=== Consigne ===
Recopiez mot pour mot les enregistrements, en commençant à leur début et en terminant à la ligne qui contient « tray-icon[interactable] [767, 641, 779, 653] », cette ligne comprise.

[Données extraites d'une collection]
********************

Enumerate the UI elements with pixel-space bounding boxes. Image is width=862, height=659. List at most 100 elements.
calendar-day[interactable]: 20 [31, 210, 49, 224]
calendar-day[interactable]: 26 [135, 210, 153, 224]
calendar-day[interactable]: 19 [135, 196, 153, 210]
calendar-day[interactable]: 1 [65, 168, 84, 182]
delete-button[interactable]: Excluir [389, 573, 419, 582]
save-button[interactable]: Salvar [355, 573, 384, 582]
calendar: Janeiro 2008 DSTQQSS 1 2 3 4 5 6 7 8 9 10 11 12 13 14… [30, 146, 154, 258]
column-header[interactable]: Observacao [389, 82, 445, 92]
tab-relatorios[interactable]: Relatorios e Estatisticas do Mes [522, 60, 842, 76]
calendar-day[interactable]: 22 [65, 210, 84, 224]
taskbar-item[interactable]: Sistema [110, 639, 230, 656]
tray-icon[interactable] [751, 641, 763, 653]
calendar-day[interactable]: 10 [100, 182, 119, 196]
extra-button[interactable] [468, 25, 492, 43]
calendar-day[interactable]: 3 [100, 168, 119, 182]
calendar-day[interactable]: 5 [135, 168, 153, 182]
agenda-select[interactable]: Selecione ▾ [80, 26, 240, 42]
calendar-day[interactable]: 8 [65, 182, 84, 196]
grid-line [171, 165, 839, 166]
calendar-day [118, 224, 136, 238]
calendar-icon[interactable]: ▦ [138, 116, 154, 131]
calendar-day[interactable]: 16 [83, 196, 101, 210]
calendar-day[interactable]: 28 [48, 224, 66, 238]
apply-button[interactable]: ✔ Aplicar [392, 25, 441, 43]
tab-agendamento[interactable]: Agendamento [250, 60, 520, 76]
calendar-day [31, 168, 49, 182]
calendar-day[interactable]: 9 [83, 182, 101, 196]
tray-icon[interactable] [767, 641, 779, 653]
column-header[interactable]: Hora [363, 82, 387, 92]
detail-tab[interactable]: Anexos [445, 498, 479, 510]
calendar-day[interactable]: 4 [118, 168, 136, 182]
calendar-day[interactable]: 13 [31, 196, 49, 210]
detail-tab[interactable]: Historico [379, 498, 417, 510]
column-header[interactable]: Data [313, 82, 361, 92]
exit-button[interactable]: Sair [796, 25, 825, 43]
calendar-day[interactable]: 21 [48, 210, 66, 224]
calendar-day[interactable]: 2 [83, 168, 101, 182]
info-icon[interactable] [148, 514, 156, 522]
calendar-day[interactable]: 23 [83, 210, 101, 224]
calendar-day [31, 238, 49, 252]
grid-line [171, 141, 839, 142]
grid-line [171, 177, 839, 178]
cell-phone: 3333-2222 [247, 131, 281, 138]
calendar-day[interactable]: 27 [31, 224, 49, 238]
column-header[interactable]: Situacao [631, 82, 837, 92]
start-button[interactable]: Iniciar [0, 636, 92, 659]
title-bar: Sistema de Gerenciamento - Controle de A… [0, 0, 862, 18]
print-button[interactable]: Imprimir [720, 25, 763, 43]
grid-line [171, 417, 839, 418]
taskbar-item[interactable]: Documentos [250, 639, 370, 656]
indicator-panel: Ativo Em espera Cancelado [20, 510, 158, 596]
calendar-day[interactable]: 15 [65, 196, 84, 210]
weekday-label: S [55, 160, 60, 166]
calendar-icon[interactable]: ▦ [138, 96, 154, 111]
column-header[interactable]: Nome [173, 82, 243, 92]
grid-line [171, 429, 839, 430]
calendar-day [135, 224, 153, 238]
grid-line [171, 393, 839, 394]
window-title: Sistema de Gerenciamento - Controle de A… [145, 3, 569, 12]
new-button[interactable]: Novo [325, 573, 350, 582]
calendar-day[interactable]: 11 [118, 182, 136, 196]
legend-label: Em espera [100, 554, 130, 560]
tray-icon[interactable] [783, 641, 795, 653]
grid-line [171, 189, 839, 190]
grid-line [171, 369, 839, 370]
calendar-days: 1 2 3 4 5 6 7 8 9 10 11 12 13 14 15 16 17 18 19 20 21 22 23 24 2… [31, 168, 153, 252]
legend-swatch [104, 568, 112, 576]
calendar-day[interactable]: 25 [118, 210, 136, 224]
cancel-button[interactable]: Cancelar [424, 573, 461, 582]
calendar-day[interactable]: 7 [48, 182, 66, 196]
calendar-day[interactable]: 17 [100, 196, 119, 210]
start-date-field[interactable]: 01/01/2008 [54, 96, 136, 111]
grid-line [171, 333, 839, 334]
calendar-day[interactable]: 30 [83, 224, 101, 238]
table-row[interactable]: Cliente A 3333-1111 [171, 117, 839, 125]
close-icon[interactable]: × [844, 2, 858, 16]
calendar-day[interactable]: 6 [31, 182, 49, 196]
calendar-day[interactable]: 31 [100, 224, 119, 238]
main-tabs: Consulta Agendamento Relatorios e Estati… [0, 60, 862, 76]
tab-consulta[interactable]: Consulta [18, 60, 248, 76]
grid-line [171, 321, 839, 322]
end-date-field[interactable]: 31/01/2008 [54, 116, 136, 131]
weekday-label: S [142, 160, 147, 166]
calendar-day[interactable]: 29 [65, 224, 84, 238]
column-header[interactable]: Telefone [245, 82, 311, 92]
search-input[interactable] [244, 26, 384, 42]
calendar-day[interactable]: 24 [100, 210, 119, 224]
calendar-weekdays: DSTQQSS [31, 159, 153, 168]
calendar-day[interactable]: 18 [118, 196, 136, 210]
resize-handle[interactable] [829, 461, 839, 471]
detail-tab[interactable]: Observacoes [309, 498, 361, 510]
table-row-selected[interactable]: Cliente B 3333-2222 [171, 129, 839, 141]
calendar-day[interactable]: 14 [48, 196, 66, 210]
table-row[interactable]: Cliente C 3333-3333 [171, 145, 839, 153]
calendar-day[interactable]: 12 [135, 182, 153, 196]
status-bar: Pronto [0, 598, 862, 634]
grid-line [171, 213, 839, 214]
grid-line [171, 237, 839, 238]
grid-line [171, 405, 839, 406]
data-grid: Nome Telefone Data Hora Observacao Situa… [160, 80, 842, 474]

********************

=== Solution ===
Enumerate the UI elements with pixel-space bounding boxes. Image is width=862, height=659. List at most 100 elements.
calendar-day[interactable]: 20 [31, 210, 49, 224]
calendar-day[interactable]: 26 [135, 210, 153, 224]
calendar-day[interactable]: 19 [135, 196, 153, 210]
calendar-day[interactable]: 1 [65, 168, 84, 182]
delete-button[interactable]: Excluir [389, 573, 419, 582]
save-button[interactable]: Salvar [355, 573, 384, 582]
calendar: Janeiro 2008 DSTQQSS 1 2 3 4 5 6 7 8 9 10 11 12 13 14… [30, 146, 154, 258]
column-header[interactable]: Observacao [389, 82, 445, 92]
tab-relatorios[interactable]: Relatorios e Estatisticas do Mes [522, 60, 842, 76]
calendar-day[interactable]: 22 [65, 210, 84, 224]
taskbar-item[interactable]: Sistema [110, 639, 230, 656]
tray-icon[interactable] [751, 641, 763, 653]
calendar-day[interactable]: 10 [100, 182, 119, 196]
extra-button[interactable] [468, 25, 492, 43]
calendar-day[interactable]: 3 [100, 168, 119, 182]
calendar-day[interactable]: 5 [135, 168, 153, 182]
agenda-select[interactable]: Selecione ▾ [80, 26, 240, 42]
calendar-day[interactable]: 8 [65, 182, 84, 196]
grid-line [171, 165, 839, 166]
calendar-day [118, 224, 136, 238]
calendar-icon[interactable]: ▦ [138, 116, 154, 131]
calendar-day[interactable]: 16 [83, 196, 101, 210]
calendar-day[interactable]: 28 [48, 224, 66, 238]
apply-button[interactable]: ✔ Aplicar [392, 25, 441, 43]
tab-agendamento[interactable]: Agendamento [250, 60, 520, 76]
calendar-day [31, 168, 49, 182]
calendar-day[interactable]: 9 [83, 182, 101, 196]
tray-icon[interactable] [767, 641, 779, 653]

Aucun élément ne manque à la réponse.